Set exercise |
Your task is to repeat the entries word for word while leaving out the pictures.

* START Material provided *

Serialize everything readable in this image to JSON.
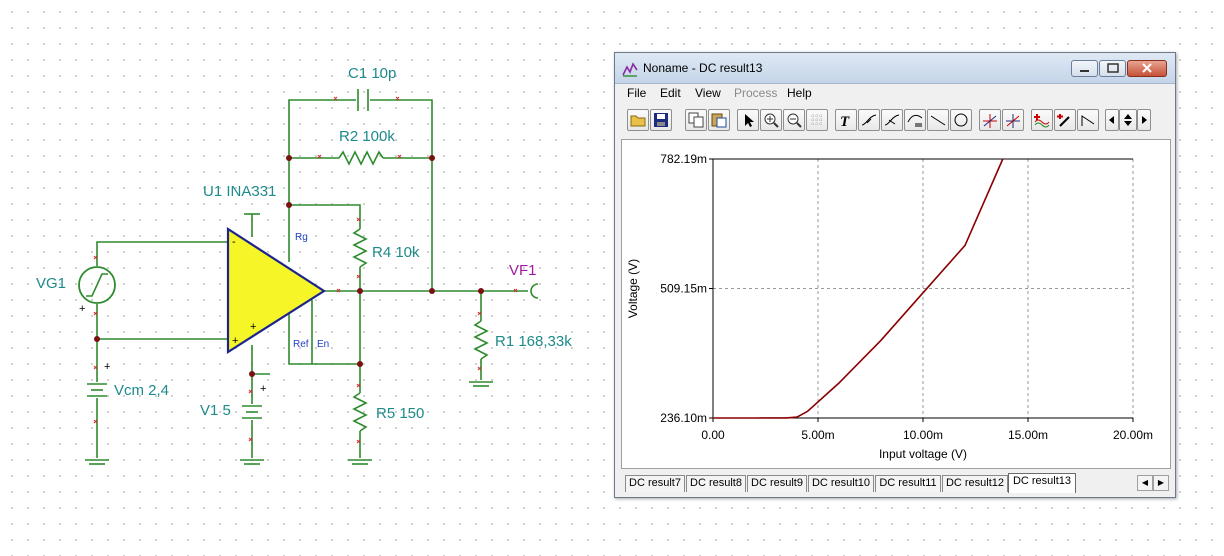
{
  "schematic": {
    "labels": {
      "c1": "C1 10p",
      "r2": "R2 100k",
      "u1": "U1 INA331",
      "r4": "R4 10k",
      "vf1": "VF1",
      "vg1": "VG1",
      "r1": "R1 168,33k",
      "vcm": "Vcm 2,4",
      "v1": "V1 5",
      "r5": "R5 150",
      "pin_rg": "Rg",
      "pin_ref": "Ref",
      "pin_en": "En",
      "plus": "+",
      "minus": "-"
    }
  },
  "window": {
    "title": "Noname - DC result13",
    "menu": [
      {
        "label": "File",
        "disabled": false
      },
      {
        "label": "Edit",
        "disabled": false
      },
      {
        "label": "View",
        "disabled": false
      },
      {
        "label": "Process",
        "disabled": true
      },
      {
        "label": "Help",
        "disabled": false
      }
    ],
    "toolbar_icons": [
      "open-folder-icon",
      "save-icon",
      "copy-icon",
      "paste-icon",
      "select-arrow-icon",
      "zoom-in-icon",
      "zoom-out-icon",
      "grid-icon",
      "text-tool-icon",
      "curve-tool-a-icon",
      "curve-tool-b-icon",
      "curve-tool-c-icon",
      "line-tool-icon",
      "circle-tool-icon",
      "cursor-a-icon",
      "cursor-b-icon",
      "add-trace-icon",
      "probe-icon",
      "marker-icon",
      "scroll-left-icon",
      "scroll-updown-icon",
      "scroll-right-icon"
    ],
    "tabs": [
      "DC result7",
      "DC result8",
      "DC result9",
      "DC result10",
      "DC result11",
      "DC result12",
      "DC result13"
    ],
    "active_tab": "DC result13"
  },
  "chart_data": {
    "type": "line",
    "xlabel": "Input voltage (V)",
    "ylabel": "Voltage (V)",
    "x_ticks": [
      "0.00",
      "5.00m",
      "10.00m",
      "15.00m",
      "20.00m"
    ],
    "y_ticks": [
      "236.10m",
      "509.15m",
      "782.19m"
    ],
    "xlim": [
      0,
      0.02
    ],
    "ylim": [
      0.2361,
      0.78219
    ],
    "grid": true,
    "series": [
      {
        "color": "#8b0000",
        "x": [
          0,
          0.002,
          0.0035,
          0.004,
          0.0045,
          0.006,
          0.008,
          0.01,
          0.012,
          0.0138
        ],
        "y": [
          0.2361,
          0.2361,
          0.2364,
          0.238,
          0.25,
          0.31,
          0.4,
          0.5,
          0.6,
          0.78219
        ]
      }
    ]
  }
}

* END Material provided *

Full response |
Serialize everything readable in this image to JSON.
{
  "schematic": {
    "labels": {
      "c1": "C1 10p",
      "r2": "R2 100k",
      "u1": "U1 INA331",
      "r4": "R4 10k",
      "vf1": "VF1",
      "vg1": "VG1",
      "r1": "R1 168,33k",
      "vcm": "Vcm 2,4",
      "v1": "V1 5",
      "r5": "R5 150",
      "pin_rg": "Rg",
      "pin_ref": "Ref",
      "pin_en": "En",
      "plus": "+",
      "minus": "-"
    }
  },
  "window": {
    "title": "Noname - DC result13",
    "menu": [
      {
        "label": "File",
        "disabled": false
      },
      {
        "label": "Edit",
        "disabled": false
      },
      {
        "label": "View",
        "disabled": false
      },
      {
        "label": "Process",
        "disabled": true
      },
      {
        "label": "Help",
        "disabled": false
      }
    ],
    "toolbar_icons": [
      "open-folder-icon",
      "save-icon",
      "copy-icon",
      "paste-icon",
      "select-arrow-icon",
      "zoom-in-icon",
      "zoom-out-icon",
      "grid-icon",
      "text-tool-icon",
      "curve-tool-a-icon",
      "curve-tool-b-icon",
      "curve-tool-c-icon",
      "line-tool-icon",
      "circle-tool-icon",
      "cursor-a-icon",
      "cursor-b-icon",
      "add-trace-icon",
      "probe-icon",
      "marker-icon",
      "scroll-left-icon",
      "scroll-updown-icon",
      "scroll-right-icon"
    ],
    "tabs": [
      "DC result7",
      "DC result8",
      "DC result9",
      "DC result10",
      "DC result11",
      "DC result12",
      "DC result13"
    ],
    "active_tab": "DC result13"
  },
  "chart_data": {
    "type": "line",
    "xlabel": "Input voltage (V)",
    "ylabel": "Voltage (V)",
    "x_ticks": [
      "0.00",
      "5.00m",
      "10.00m",
      "15.00m",
      "20.00m"
    ],
    "y_ticks": [
      "236.10m",
      "509.15m",
      "782.19m"
    ],
    "xlim": [
      0,
      0.02
    ],
    "ylim": [
      0.2361,
      0.78219
    ],
    "grid": true,
    "series": [
      {
        "color": "#8b0000",
        "x": [
          0,
          0.002,
          0.0035,
          0.004,
          0.0045,
          0.006,
          0.008,
          0.01,
          0.012,
          0.0138
        ],
        "y": [
          0.2361,
          0.2361,
          0.2364,
          0.238,
          0.25,
          0.31,
          0.4,
          0.5,
          0.6,
          0.78219
        ]
      }
    ]
  }
}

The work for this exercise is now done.